Start
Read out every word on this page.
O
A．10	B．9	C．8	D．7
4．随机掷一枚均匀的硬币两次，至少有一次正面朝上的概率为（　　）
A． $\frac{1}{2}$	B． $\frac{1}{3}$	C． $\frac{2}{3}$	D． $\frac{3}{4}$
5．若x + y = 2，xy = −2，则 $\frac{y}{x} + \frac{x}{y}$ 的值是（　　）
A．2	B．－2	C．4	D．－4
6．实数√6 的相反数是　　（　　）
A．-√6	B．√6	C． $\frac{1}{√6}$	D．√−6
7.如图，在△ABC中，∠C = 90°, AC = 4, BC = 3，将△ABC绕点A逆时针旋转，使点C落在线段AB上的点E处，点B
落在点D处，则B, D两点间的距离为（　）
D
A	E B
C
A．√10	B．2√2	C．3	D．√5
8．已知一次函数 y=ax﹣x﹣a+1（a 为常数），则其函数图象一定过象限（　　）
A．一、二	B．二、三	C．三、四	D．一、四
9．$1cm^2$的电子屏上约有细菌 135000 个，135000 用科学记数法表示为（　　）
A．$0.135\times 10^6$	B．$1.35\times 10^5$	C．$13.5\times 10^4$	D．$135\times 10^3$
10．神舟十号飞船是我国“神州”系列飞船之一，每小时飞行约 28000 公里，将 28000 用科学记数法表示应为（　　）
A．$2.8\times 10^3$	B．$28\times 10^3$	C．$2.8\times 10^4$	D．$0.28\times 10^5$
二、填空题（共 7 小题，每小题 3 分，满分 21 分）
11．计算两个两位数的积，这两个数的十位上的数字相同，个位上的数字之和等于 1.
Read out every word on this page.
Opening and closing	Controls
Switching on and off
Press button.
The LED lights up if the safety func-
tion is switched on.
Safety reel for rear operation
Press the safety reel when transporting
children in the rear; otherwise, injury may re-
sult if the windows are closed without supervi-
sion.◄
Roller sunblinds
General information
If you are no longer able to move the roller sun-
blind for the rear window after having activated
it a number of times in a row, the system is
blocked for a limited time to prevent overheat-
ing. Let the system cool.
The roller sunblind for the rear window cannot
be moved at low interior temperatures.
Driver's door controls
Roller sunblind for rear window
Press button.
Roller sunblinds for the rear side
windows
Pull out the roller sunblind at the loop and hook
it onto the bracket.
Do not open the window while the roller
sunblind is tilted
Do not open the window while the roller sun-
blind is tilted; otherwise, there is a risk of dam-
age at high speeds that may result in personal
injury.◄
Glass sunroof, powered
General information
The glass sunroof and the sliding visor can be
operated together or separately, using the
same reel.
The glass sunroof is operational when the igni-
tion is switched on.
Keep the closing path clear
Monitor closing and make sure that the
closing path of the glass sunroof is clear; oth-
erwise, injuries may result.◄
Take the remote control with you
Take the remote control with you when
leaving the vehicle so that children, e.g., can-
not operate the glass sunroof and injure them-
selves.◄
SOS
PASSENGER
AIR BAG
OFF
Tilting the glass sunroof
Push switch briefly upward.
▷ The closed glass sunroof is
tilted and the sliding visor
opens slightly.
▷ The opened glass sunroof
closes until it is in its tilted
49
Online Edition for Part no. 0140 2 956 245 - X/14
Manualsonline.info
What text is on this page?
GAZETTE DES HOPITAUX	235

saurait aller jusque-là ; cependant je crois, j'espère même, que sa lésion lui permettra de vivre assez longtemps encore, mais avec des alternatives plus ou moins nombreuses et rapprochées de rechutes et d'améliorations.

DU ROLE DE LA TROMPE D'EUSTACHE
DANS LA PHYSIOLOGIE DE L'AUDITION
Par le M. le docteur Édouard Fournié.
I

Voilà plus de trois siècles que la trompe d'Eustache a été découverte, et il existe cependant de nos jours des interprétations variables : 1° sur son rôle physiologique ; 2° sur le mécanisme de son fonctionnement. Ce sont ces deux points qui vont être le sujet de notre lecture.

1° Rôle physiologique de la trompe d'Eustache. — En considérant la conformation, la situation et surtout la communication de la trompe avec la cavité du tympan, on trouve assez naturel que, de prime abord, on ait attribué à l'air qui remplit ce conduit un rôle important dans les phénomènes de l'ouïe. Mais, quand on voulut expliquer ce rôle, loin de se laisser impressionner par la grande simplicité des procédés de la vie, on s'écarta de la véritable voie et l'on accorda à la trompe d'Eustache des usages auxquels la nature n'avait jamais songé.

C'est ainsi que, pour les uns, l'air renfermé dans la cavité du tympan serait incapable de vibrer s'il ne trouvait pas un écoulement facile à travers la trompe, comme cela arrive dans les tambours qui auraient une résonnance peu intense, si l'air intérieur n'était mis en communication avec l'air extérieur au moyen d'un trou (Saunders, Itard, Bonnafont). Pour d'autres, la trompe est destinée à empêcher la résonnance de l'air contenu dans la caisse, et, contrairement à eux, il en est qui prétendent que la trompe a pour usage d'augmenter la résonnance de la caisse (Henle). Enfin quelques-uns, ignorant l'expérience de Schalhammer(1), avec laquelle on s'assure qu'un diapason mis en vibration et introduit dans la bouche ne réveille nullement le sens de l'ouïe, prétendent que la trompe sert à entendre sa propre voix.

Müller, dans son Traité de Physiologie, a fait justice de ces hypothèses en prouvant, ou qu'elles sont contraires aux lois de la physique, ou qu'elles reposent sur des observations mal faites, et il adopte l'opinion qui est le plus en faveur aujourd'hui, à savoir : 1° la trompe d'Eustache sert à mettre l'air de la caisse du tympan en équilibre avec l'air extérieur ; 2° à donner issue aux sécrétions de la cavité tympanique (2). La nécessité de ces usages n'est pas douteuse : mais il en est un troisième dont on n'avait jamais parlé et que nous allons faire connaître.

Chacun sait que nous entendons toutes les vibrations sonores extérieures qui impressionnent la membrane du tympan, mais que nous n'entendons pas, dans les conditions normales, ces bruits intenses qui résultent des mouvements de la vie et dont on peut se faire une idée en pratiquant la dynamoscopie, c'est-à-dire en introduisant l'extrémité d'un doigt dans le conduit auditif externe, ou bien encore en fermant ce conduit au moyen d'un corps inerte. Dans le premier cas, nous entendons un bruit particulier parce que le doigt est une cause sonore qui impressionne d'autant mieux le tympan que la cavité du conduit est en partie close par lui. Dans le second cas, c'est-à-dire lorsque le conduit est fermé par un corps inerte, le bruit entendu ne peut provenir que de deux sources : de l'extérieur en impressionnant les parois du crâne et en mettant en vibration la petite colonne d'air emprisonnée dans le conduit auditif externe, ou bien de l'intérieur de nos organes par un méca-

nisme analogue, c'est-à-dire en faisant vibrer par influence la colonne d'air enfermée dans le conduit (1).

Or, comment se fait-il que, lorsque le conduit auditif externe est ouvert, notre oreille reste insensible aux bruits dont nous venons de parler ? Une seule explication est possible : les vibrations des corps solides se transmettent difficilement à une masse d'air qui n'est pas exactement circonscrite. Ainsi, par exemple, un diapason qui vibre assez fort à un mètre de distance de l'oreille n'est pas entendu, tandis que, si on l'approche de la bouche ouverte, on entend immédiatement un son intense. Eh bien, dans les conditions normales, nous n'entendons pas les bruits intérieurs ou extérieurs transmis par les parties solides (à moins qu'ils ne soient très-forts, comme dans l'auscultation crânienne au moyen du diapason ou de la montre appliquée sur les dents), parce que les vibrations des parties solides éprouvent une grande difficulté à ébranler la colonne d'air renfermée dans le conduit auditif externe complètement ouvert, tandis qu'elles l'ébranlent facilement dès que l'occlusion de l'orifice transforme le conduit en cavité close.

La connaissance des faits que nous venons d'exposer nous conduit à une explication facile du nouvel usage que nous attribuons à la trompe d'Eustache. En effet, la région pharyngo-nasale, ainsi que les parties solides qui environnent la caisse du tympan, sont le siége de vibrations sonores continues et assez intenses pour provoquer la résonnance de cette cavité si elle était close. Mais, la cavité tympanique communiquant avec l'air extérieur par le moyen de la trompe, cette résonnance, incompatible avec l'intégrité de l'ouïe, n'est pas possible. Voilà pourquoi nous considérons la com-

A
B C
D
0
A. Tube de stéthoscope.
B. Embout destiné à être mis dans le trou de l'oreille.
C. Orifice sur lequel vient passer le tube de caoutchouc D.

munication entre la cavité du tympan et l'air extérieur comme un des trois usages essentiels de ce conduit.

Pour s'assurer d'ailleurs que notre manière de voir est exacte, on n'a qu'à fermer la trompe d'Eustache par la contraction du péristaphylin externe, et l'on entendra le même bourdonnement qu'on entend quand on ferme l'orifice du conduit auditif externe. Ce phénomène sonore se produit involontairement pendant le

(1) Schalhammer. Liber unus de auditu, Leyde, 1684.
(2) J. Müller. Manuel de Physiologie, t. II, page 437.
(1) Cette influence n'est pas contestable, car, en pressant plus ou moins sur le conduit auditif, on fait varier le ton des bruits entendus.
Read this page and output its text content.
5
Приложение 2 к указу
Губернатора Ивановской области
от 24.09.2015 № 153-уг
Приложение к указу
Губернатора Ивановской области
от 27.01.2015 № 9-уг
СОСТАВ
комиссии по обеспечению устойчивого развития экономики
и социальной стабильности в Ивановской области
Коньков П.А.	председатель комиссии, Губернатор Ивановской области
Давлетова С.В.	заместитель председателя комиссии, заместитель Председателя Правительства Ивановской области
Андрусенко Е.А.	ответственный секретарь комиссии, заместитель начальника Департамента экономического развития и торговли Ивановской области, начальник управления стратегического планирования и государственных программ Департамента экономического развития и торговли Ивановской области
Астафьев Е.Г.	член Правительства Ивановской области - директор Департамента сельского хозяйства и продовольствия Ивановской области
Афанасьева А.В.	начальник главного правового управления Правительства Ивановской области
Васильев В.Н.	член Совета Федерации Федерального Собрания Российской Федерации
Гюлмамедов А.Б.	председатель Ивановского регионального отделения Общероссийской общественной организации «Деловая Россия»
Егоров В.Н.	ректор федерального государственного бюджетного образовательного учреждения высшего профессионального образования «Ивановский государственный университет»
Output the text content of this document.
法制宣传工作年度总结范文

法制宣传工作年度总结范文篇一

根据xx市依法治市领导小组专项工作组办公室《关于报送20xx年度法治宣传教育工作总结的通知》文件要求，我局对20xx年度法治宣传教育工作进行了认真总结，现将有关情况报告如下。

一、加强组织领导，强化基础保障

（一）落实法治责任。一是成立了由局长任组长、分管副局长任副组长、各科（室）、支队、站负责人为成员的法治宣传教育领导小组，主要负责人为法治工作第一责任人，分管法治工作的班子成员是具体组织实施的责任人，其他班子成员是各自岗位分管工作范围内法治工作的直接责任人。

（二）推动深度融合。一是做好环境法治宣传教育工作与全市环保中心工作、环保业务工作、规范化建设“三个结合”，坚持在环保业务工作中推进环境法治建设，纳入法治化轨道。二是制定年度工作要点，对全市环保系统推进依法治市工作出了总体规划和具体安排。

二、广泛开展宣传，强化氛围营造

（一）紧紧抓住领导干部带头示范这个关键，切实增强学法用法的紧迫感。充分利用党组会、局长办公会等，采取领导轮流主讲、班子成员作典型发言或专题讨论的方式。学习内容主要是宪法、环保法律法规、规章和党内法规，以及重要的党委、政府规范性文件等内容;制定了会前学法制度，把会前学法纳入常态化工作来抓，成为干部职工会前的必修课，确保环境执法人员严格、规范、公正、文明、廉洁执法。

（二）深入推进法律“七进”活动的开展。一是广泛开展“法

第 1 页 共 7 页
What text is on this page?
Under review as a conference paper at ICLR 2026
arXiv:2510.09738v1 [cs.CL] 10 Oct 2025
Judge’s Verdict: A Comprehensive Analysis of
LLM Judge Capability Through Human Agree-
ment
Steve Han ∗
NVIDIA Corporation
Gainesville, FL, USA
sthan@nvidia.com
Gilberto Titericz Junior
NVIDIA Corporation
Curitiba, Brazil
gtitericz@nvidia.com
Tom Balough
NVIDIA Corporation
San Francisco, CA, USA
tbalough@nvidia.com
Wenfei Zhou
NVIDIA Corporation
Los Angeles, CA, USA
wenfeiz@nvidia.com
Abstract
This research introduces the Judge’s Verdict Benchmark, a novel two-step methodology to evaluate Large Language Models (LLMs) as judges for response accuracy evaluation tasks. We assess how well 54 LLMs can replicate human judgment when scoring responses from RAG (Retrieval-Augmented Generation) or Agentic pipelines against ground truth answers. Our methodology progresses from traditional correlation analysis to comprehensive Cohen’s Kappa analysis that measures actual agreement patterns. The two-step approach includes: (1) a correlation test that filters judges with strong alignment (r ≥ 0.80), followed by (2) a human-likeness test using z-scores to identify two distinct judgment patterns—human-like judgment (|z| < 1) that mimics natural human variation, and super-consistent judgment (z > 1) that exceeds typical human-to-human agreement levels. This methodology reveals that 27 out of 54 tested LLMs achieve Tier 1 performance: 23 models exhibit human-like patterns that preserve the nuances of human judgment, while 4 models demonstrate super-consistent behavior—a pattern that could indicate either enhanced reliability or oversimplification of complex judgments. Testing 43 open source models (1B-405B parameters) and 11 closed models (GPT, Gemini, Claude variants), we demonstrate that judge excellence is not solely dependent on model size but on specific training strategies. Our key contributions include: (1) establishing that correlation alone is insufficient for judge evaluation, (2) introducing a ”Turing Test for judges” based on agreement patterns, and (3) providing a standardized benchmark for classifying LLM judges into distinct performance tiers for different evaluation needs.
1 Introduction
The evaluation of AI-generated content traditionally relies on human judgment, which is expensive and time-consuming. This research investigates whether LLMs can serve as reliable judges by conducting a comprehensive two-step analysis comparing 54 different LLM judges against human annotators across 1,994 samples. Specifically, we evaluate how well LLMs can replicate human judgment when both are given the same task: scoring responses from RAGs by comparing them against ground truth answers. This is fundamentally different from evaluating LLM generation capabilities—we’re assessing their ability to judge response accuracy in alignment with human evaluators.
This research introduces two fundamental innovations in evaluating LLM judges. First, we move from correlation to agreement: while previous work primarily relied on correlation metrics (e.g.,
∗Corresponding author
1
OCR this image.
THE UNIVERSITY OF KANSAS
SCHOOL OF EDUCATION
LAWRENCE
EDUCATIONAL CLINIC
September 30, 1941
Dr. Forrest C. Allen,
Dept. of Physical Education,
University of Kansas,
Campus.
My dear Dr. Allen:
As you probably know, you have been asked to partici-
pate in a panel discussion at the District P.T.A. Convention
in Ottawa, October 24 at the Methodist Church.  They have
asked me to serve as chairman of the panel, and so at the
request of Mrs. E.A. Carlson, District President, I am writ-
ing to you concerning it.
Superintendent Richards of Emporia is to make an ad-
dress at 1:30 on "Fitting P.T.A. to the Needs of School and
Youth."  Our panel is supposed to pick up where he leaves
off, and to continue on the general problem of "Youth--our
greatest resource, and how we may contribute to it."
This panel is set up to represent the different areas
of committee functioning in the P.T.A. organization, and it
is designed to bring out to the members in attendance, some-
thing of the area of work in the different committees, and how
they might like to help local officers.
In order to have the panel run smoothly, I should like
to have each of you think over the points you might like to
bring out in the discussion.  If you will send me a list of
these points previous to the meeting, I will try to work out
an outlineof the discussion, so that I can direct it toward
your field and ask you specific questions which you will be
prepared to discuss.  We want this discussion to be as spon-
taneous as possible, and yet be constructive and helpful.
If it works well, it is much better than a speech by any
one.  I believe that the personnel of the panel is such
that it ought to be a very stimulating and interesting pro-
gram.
End
Work to be completed ->
Each line in the material either holds the string "injury" or does not. State how many do, and nothing else.

Finished exercise ->
2